原文段落 =>
------------------------------------------------------------------------
資料預處理


In [4]:
import numpy as np
import pandas as pd
import os

filepath = '/Users/mac/Desktop/Kaggle_datasets/MNIST'
filename01 = 'train.csv'
filename02 = 'test.csv'

df_Train = pd.read_csv(os.path.join(filepath, filename01))
df_Test = pd.read_csv(os.path.join(filepath, filename02))

In [5]:
#先觀察形狀
df_Train.shape


Out[5]:
(42000, 785)

In [7]:
df_Test.shape


Out[7]:
(28000, 784)

In [6]:
#看一下column排列
df_Train.head()


Out[6]:
label pixel0 pixel1 pixel2 pixel3 pixel4 pixel5 pixel6 pixel7 pixel8 ... pixel774 pixel775 pixel776 pixel777 pixel778 pixel779 pixel780 pixel781 pixel782 pixel783
0 1 0 0 0 0 0 0 0 0 0 ... 0 0 0 0 0 0 0 0 0 0
1 0 0 0 0 0 0 0 0 0 0 ... 0 0 0 0 0 0 0 0 0 0
2 1 0 0 0 0 0 0 0 0 0 ... 0 0 0 0 0 0 0 0 0 0
3 4 0 0 0 0 0 0 0 0 0 ... 0 0 0 0 0 0 0 0 0 0
4 0 0 0 0 0 0 0 0 0 0 ... 0 0 0 0 0 0 0 0 0 0

5 rows × 785 columns


In [14]:
#feature就直接拿取pixel
train_feature = df_Train.values[:,1:]
test_feature = df_Test.values #test並沒有label欄位,所以不用改變

In [15]:
train_feature.shape


Out[15]:
(42000, 784)

In [16]:
test_feature.shape


Out[16]:
(28000, 784)

In [19]:
np.max(train_feature) #看來feature是沒有標準化過的


Out[19]:
255

In [20]:
#來標準化一下吧
train_feature = train_feature/255
test_feature = test_feature/255

In [26]:
#調整維度fit CNN模型,feature處理就到此為止
train_feature_4D = train_feature.reshape(-1,28,28,1)
test_feature_4D = test_feature.reshape(-1,28,28,1)

In [23]:
#label要做onehot encoding處理,label處理就到此為止
import keras
train_label = keras.utils.to_categorical(df_Train.values[:,0], num_classes=10)

In [25]:
train_label


Out[25]:
array([[ 0.,  1.,  0., ...,  0.,  0.,  0.],
       [ 1.,  0.,  0., ...,  0.,  0.,  0.],
       [ 0.,  1.,  0., ...,  0.,  0.,  0.],
       ..., 
       [ 0.,  0.,  0., ...,  1.,  0.,  0.],
       [ 0.,  0.,  0., ...,  0.,  0.,  0.],
       [ 0.,  0.,  0., ...,  0.,  0.,  1.]])
------------------------------------------------------------------------
列出條目 =>
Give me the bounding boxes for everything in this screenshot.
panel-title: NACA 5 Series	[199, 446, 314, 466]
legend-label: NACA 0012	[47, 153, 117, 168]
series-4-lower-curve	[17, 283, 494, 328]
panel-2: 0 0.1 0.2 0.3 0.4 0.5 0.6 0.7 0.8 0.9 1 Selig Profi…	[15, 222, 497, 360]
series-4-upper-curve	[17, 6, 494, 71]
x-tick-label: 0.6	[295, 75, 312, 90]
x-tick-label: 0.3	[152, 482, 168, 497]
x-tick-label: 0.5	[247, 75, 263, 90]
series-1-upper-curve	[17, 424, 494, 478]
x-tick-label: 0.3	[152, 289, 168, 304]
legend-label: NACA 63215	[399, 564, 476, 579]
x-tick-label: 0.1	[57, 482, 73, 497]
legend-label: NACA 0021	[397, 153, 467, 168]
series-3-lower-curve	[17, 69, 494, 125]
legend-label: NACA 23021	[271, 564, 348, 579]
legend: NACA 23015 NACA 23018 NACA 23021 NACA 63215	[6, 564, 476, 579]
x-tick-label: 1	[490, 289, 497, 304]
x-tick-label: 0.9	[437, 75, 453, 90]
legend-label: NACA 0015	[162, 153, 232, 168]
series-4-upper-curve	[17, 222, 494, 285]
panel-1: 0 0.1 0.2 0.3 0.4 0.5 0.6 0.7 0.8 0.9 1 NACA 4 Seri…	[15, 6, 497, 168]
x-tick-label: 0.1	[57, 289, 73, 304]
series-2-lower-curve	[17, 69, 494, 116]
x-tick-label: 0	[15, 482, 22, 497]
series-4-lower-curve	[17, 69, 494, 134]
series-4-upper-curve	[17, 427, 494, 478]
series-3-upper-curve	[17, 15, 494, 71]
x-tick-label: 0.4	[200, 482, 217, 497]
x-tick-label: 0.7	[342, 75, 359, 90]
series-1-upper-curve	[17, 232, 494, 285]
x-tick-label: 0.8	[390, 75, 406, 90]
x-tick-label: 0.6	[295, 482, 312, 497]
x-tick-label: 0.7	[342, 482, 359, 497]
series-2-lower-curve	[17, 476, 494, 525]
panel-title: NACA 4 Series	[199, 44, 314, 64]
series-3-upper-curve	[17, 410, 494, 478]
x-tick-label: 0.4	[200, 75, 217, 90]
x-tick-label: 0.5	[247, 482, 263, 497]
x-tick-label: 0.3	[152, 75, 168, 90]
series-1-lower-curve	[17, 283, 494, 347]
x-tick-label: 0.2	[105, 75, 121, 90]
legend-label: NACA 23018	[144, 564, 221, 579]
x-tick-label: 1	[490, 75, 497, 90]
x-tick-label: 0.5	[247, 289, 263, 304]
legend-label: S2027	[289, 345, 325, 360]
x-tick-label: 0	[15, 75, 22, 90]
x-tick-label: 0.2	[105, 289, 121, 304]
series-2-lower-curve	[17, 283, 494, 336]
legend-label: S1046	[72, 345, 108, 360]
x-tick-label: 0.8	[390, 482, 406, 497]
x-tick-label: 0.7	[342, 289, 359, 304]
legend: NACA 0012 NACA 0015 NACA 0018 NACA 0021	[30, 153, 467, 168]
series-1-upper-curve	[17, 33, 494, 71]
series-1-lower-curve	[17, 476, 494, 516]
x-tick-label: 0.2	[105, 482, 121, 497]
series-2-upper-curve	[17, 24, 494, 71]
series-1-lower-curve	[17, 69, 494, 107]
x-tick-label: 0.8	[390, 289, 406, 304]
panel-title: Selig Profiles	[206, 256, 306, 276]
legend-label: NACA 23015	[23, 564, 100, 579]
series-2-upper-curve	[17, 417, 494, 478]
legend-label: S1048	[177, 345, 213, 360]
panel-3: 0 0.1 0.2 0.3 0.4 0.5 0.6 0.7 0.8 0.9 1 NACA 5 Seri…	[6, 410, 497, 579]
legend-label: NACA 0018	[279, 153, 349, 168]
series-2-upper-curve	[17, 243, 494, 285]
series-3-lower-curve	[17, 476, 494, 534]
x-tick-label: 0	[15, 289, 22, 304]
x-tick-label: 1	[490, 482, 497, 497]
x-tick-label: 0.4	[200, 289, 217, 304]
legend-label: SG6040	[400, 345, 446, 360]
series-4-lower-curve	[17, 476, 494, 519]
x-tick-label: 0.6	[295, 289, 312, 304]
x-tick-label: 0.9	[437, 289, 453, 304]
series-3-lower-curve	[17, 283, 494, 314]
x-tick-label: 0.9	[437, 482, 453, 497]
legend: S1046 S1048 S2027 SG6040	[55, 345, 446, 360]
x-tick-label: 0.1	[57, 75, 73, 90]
------------------------------------------------------------------------
題目要求 => 能把這份 MNIST 資料預處理筆記中,從「filepath = '/Users/mac/Desktop/Kaggle_datasets/MNIST'」開始、到「(42000, 785)」結束的這段內容一字不差地印出來嗎? 這些資料用不到,可以略過。

參考解答 =>
filepath = '/Users/mac/Desktop/Kaggle_datasets/MNIST'
filename01 = 'train.csv'
filename02 = 'test.csv'

df_Train = pd.read_csv(os.path.join(filepath, filename01))
df_Test = pd.read_csv(os.path.join(filepath, filename02))

In [5]:
#先觀察形狀
df_Train.shape


Out[5]:
(42000, 785)